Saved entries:
▬▬▬▬▬▬
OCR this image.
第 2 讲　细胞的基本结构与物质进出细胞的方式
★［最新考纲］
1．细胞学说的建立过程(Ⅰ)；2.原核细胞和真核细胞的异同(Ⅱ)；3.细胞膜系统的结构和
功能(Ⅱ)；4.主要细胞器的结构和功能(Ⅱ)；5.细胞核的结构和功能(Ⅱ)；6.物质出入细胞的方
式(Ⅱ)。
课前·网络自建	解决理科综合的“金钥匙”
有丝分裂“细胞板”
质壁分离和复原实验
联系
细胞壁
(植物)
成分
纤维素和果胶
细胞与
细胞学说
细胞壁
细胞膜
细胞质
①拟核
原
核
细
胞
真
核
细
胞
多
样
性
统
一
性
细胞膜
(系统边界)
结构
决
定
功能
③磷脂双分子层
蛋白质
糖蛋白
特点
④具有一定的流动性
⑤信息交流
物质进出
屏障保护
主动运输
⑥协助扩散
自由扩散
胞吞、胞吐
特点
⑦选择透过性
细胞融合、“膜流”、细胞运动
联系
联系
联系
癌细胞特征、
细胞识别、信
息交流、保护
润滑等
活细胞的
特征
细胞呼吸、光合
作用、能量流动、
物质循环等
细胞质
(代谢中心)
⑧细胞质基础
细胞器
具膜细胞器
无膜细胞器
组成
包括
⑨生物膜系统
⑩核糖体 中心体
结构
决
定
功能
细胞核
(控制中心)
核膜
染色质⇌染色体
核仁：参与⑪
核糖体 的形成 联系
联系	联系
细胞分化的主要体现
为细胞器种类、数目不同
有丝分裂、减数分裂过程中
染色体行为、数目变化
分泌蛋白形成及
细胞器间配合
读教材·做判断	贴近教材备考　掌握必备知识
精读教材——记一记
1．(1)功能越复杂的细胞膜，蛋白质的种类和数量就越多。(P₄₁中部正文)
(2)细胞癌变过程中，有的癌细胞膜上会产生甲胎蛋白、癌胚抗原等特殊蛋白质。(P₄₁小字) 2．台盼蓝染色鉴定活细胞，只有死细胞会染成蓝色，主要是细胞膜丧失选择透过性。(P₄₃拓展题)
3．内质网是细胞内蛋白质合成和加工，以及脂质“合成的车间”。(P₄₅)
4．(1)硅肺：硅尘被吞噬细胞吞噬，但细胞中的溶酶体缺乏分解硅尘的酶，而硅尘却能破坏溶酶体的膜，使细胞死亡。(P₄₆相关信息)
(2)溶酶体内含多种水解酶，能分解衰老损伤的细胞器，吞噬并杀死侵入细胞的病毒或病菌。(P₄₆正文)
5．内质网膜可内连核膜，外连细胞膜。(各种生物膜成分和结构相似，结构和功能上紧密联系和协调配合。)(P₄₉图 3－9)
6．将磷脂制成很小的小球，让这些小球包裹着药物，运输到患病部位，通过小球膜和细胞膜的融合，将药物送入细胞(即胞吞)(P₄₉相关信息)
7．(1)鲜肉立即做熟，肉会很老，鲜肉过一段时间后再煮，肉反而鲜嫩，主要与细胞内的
▬▬▬▬▬▬
* What you should do *
Copy all the records above exactly, missing none.

* Solution to this exercise *
OCR this image.
第 2 讲　细胞的基本结构与物质进出细胞的方式
★［最新考纲］
1．细胞学说的建立过程(Ⅰ)；2.原核细胞和真核细胞的异同(Ⅱ)；3.细胞膜系统的结构和
功能(Ⅱ)；4.主要细胞器的结构和功能(Ⅱ)；5.细胞核的结构和功能(Ⅱ)；6.物质出入细胞的方
式(Ⅱ)。
课前·网络自建	解决理科综合的“金钥匙”
有丝分裂“细胞板”
质壁分离和复原实验
联系
细胞壁
(植物)
成分
纤维素和果胶
细胞与
细胞学说
细胞壁
细胞膜
细胞质
①拟核
原
核
细
胞
真
核
细
胞
多
样
性
统
一
性
细胞膜
(系统边界)
结构
决
定
功能
③磷脂双分子层
蛋白质
糖蛋白
特点
④具有一定的流动性
⑤信息交流
物质进出
屏障保护
主动运输
⑥协助扩散
自由扩散
胞吞、胞吐
特点
⑦选择透过性
细胞融合、“膜流”、细胞运动
联系
联系
联系
癌细胞特征、
细胞识别、信
息交流、保护
润滑等
活细胞的
特征
细胞呼吸、光合
作用、能量流动、
物质循环等
细胞质
(代谢中心)
⑧细胞质基础
细胞器
具膜细胞器
无膜细胞器
组成
包括
⑨生物膜系统
⑩核糖体 中心体
结构
决
定
功能
细胞核
(控制中心)
核膜
染色质⇌染色体
核仁：参与⑪
核糖体 的形成 联系
联系	联系
细胞分化的主要体现
为细胞器种类、数目不同
有丝分裂、减数分裂过程中
染色体行为、数目变化
分泌蛋白形成及
细胞器间配合
读教材·做判断	贴近教材备考　掌握必备知识
精读教材——记一记
1．(1)功能越复杂的细胞膜，蛋白质的种类和数量就越多。(P₄₁中部正文)
(2)细胞癌变过程中，有的癌细胞膜上会产生甲胎蛋白、癌胚抗原等特殊蛋白质。(P₄₁小字) 2．台盼蓝染色鉴定活细胞，只有死细胞会染成蓝色，主要是细胞膜丧失选择透过性。(P₄₃拓展题)
3．内质网是细胞内蛋白质合成和加工，以及脂质“合成的车间”。(P₄₅)
4．(1)硅肺：硅尘被吞噬细胞吞噬，但细胞中的溶酶体缺乏分解硅尘的酶，而硅尘却能破坏溶酶体的膜，使细胞死亡。(P₄₆相关信息)
(2)溶酶体内含多种水解酶，能分解衰老损伤的细胞器，吞噬并杀死侵入细胞的病毒或病菌。(P₄₆正文)
5．内质网膜可内连核膜，外连细胞膜。(各种生物膜成分和结构相似，结构和功能上紧密联系和协调配合。)(P₄₉图 3－9)
6．将磷脂制成很小的小球，让这些小球包裹着药物，运输到患病部位，通过小球膜和细胞膜的融合，将药物送入细胞(即胞吞)(P₄₉相关信息)
7．(1)鲜肉立即做熟，肉会很老，鲜肉过一段时间后再煮，肉反而鲜嫩，主要与细胞内的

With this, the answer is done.